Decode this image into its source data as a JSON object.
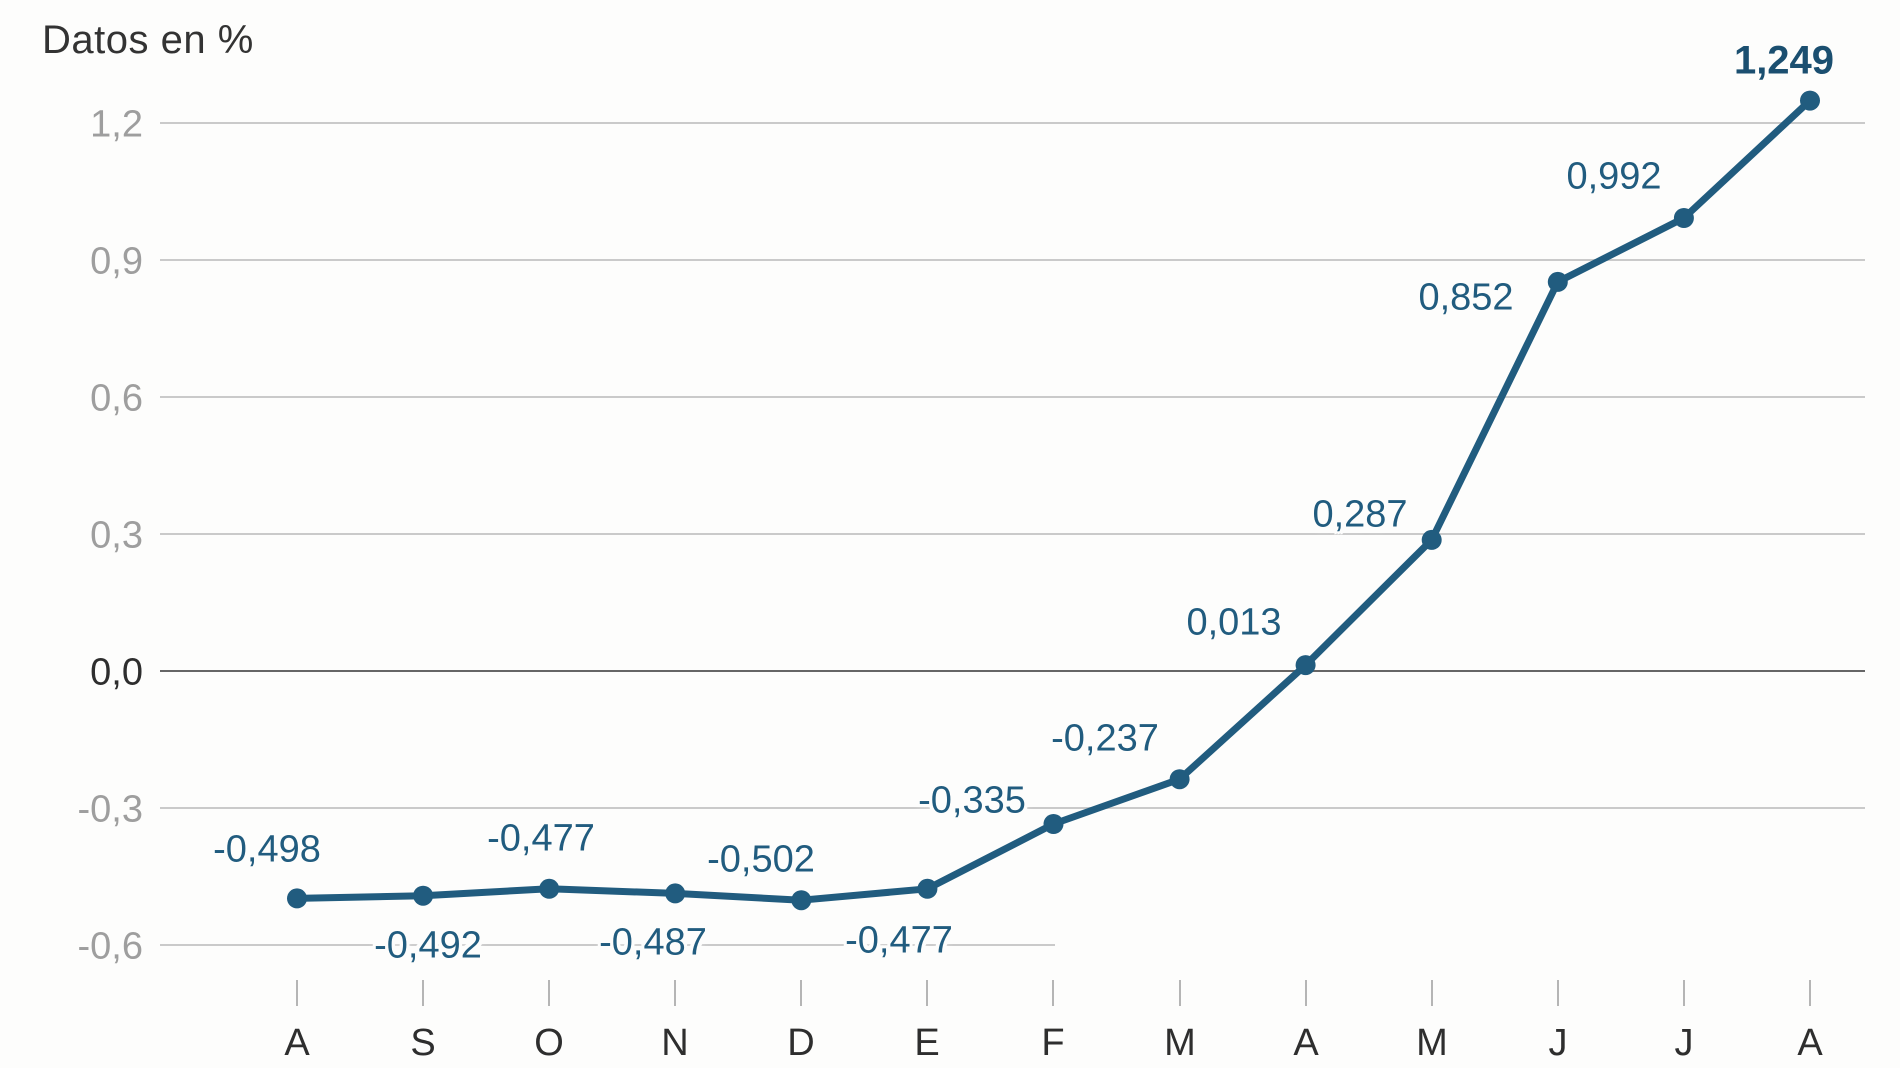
{
  "title": "Datos en %",
  "colors": {
    "line": "#215c7f",
    "point": "#215c7f",
    "data_label": "#215c7f",
    "emphasized_label": "#1b4f70",
    "grid": "#cacaca",
    "zero_grid": "#666666",
    "axis_label_gray": "#9e9e9e",
    "axis_label_dark": "#2e2e2e",
    "background": "#fdfdfc"
  },
  "chart_data": {
    "type": "line",
    "title": "Datos en %",
    "xlabel": "",
    "ylabel": "Datos en %",
    "categories": [
      "A",
      "S",
      "O",
      "N",
      "D",
      "E",
      "F",
      "M",
      "A",
      "M",
      "J",
      "J",
      "A"
    ],
    "values": [
      -0.498,
      -0.492,
      -0.477,
      -0.487,
      -0.502,
      -0.477,
      -0.335,
      -0.237,
      0.013,
      0.287,
      0.852,
      0.992,
      1.249
    ],
    "point_labels": [
      "-0,498",
      "-0,492",
      "-0,477",
      "-0,487",
      "-0,502",
      "-0,477",
      "-0,335",
      "-0,237",
      "0,013",
      "0,287",
      "0,852",
      "0,992",
      "1,249"
    ],
    "label_side": [
      "above",
      "below",
      "above",
      "below",
      "above",
      "below",
      "above",
      "above",
      "above",
      "above",
      "left",
      "above",
      "above"
    ],
    "emphasized_point": "1,249",
    "y_ticks": [
      {
        "label": "1,2",
        "value": 1.2
      },
      {
        "label": "0,9",
        "value": 0.9
      },
      {
        "label": "0,6",
        "value": 0.6
      },
      {
        "label": "0,3",
        "value": 0.3
      },
      {
        "label": "0,0",
        "value": 0.0
      },
      {
        "label": "-0,3",
        "value": -0.3
      },
      {
        "label": "-0,6",
        "value": -0.6
      }
    ],
    "ylim": [
      -0.72,
      1.32
    ],
    "grid": true,
    "legend": "none"
  }
}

※ ※ ※

- **SET PROBLEM**: Reproduce the data verbatim. Do not carry any picture into the copy.

- **RESULT OF THE TASK**:
Decode this image into its source data as a JSON object.
{
  "title": "Datos en %",
  "colors": {
    "line": "#215c7f",
    "point": "#215c7f",
    "data_label": "#215c7f",
    "emphasized_label": "#1b4f70",
    "grid": "#cacaca",
    "zero_grid": "#666666",
    "axis_label_gray": "#9e9e9e",
    "axis_label_dark": "#2e2e2e",
    "background": "#fdfdfc"
  },
  "chart_data": {
    "type": "line",
    "title": "Datos en %",
    "xlabel": "",
    "ylabel": "Datos en %",
    "categories": [
      "A",
      "S",
      "O",
      "N",
      "D",
      "E",
      "F",
      "M",
      "A",
      "M",
      "J",
      "J",
      "A"
    ],
    "values": [
      -0.498,
      -0.492,
      -0.477,
      -0.487,
      -0.502,
      -0.477,
      -0.335,
      -0.237,
      0.013,
      0.287,
      0.852,
      0.992,
      1.249
    ],
    "point_labels": [
      "-0,498",
      "-0,492",
      "-0,477",
      "-0,487",
      "-0,502",
      "-0,477",
      "-0,335",
      "-0,237",
      "0,013",
      "0,287",
      "0,852",
      "0,992",
      "1,249"
    ],
    "label_side": [
      "above",
      "below",
      "above",
      "below",
      "above",
      "below",
      "above",
      "above",
      "above",
      "above",
      "left",
      "above",
      "above"
    ],
    "emphasized_point": "1,249",
    "y_ticks": [
      {
        "label": "1,2",
        "value": 1.2
      },
      {
        "label": "0,9",
        "value": 0.9
      },
      {
        "label": "0,6",
        "value": 0.6
      },
      {
        "label": "0,3",
        "value": 0.3
      },
      {
        "label": "0,0",
        "value": 0.0
      },
      {
        "label": "-0,3",
        "value": -0.3
      },
      {
        "label": "-0,6",
        "value": -0.6
      }
    ],
    "ylim": [
      -0.72,
      1.32
    ],
    "grid": true,
    "legend": "none"
  }
}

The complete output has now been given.